#### GIVEN DATA
>>>>

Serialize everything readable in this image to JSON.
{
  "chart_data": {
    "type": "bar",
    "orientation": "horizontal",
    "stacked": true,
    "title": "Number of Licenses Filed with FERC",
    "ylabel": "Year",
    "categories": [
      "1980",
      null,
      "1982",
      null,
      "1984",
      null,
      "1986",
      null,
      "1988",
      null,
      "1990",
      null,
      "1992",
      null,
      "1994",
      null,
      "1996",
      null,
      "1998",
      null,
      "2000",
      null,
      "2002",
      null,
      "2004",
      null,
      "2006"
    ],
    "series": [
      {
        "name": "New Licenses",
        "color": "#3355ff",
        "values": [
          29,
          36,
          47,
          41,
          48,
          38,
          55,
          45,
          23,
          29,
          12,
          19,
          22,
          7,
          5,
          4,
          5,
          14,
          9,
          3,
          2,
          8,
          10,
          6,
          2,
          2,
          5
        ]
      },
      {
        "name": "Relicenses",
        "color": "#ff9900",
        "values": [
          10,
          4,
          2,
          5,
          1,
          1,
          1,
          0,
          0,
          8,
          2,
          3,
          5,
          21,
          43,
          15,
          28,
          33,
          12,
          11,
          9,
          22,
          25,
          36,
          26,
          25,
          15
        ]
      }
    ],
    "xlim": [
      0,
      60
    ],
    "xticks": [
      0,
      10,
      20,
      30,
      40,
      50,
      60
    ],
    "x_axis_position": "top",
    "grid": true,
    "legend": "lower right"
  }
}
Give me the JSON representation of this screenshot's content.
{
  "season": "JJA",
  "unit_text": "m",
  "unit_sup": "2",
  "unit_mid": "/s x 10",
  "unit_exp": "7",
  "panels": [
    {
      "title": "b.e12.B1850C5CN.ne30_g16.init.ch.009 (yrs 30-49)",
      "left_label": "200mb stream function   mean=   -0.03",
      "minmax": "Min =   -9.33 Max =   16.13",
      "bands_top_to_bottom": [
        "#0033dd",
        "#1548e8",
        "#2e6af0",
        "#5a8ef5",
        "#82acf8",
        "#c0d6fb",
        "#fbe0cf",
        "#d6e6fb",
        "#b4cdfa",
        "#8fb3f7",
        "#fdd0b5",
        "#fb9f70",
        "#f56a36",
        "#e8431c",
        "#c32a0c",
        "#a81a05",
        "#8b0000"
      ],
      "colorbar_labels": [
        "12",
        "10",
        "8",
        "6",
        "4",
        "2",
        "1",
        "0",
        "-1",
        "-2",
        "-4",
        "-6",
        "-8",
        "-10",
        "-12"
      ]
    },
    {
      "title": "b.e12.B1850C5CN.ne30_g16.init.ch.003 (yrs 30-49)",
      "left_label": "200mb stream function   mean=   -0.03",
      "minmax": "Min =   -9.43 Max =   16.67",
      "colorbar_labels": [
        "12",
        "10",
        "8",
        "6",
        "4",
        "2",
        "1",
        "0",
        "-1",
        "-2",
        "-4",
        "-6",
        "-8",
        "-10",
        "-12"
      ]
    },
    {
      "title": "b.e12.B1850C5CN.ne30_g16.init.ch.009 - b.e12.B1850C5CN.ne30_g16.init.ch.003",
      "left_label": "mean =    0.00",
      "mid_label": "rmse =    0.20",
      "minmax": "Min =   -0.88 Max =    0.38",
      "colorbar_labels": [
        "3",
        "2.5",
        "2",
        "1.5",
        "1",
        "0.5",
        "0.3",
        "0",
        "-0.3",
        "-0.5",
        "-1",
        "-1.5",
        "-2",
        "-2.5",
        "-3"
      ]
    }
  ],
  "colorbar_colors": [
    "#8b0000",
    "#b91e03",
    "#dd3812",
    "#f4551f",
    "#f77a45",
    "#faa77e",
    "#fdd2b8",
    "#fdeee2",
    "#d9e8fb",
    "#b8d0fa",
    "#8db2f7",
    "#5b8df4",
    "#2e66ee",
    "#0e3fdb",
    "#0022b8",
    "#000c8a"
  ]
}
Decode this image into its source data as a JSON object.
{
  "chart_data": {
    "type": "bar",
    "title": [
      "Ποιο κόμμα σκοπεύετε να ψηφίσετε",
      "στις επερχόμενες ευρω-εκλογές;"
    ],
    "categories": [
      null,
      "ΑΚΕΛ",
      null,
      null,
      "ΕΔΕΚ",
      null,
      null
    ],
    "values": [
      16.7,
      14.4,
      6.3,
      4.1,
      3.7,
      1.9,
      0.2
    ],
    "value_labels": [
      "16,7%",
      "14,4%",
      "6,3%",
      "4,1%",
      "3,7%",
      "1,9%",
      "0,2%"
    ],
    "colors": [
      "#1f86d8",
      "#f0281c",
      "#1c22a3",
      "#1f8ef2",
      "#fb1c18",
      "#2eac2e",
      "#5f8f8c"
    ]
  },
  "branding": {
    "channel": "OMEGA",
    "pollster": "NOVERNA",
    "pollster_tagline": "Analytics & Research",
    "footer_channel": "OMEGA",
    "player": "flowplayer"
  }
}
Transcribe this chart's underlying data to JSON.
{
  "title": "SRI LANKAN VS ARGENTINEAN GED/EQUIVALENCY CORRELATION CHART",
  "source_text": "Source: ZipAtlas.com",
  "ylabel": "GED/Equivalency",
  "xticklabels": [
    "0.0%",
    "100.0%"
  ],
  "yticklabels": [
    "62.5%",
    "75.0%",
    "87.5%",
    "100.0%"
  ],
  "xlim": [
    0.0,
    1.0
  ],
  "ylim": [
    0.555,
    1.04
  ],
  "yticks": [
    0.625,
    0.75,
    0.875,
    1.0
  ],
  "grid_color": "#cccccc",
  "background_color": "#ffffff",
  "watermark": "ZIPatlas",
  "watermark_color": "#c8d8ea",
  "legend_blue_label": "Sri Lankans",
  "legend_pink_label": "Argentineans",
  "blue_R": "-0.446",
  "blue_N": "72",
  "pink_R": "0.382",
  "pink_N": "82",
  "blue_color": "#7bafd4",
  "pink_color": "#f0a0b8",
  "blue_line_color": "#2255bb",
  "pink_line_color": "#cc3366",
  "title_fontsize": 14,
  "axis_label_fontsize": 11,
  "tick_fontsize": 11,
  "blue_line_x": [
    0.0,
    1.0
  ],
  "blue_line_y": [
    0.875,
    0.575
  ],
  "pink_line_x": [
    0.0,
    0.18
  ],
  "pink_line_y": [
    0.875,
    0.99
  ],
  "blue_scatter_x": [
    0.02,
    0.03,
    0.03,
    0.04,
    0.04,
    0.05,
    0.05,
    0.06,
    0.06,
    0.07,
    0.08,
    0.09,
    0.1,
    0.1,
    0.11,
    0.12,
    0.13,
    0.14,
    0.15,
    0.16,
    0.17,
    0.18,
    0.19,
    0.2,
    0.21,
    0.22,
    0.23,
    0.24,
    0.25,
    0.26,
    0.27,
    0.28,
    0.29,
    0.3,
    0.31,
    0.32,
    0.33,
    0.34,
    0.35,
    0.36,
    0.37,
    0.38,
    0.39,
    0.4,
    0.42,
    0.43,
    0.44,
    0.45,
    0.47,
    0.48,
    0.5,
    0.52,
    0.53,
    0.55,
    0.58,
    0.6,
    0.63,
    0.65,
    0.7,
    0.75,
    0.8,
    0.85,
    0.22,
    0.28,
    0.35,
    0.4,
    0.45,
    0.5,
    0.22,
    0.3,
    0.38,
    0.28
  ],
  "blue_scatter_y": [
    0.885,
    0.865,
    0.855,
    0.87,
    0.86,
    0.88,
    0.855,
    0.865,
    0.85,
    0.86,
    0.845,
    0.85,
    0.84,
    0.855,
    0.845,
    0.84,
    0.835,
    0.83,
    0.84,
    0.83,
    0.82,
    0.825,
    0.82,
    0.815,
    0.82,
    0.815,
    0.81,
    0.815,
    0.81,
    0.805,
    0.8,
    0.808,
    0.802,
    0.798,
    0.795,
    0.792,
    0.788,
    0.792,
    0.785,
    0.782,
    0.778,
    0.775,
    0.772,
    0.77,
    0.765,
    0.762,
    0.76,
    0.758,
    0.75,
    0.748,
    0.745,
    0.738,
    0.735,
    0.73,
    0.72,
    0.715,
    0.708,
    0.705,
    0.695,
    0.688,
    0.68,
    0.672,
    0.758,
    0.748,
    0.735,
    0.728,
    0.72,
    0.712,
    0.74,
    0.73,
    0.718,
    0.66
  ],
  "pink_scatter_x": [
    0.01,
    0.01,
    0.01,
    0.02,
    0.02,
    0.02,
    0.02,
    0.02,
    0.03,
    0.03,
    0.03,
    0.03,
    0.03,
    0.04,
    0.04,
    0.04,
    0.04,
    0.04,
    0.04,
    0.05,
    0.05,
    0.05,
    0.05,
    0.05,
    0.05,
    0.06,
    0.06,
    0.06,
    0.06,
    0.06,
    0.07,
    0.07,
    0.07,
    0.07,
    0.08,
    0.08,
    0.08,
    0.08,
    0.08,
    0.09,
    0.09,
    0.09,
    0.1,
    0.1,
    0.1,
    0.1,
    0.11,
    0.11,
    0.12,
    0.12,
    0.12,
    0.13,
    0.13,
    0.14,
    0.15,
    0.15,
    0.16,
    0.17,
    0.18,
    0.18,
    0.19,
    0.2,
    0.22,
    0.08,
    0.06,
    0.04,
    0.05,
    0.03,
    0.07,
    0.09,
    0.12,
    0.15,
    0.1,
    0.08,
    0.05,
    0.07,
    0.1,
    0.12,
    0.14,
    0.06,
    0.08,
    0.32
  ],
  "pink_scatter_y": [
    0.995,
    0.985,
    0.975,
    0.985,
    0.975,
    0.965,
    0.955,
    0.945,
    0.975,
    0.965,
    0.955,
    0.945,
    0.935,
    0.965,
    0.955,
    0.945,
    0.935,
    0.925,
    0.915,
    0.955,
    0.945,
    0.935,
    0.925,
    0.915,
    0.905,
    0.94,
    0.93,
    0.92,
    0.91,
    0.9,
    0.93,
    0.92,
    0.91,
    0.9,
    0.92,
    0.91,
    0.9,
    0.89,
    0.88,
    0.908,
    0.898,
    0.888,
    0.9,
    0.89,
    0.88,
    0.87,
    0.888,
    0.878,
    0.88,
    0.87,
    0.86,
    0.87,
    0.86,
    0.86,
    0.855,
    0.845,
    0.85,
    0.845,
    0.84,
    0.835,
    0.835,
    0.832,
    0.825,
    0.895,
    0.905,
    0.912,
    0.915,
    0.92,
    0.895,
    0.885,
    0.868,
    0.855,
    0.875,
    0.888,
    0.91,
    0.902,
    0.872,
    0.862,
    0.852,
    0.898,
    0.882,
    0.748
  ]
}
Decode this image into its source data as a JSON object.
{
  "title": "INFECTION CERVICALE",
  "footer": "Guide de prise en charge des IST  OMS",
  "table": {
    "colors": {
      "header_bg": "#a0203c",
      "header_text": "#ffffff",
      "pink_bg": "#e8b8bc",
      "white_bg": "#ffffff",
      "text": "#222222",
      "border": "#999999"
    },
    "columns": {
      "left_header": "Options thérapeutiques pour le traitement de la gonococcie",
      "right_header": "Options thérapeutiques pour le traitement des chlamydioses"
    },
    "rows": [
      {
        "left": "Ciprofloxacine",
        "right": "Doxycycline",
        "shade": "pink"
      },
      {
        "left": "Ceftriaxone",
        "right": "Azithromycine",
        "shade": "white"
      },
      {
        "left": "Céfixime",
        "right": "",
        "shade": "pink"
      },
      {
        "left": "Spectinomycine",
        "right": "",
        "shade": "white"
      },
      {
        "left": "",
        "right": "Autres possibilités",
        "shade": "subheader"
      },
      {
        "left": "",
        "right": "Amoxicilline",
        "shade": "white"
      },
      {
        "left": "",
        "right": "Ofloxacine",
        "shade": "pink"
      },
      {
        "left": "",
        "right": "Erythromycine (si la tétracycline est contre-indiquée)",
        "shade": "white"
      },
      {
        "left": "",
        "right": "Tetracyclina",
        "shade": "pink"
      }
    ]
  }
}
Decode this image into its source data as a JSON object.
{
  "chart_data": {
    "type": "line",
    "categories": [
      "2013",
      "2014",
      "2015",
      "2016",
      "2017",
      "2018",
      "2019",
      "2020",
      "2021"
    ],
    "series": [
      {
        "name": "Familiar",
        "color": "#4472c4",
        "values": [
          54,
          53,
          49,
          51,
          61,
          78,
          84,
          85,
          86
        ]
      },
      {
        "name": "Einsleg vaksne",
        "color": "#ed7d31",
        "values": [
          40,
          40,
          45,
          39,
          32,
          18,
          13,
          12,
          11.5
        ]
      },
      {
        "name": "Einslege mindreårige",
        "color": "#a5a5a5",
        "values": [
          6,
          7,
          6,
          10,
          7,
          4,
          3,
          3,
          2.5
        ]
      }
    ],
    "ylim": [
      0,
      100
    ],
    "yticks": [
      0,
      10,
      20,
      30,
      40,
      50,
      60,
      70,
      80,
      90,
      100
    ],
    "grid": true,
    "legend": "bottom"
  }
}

<<<<

#### WHAT IS REQUIRED
Copy out every line in the entries above that holds "pour".

#### RESULT BELOW
      "left_header": "Options thérapeutiques pour le traitement de la gonococcie",
      "right_header": "Options thérapeutiques pour le traitement des chlamydioses"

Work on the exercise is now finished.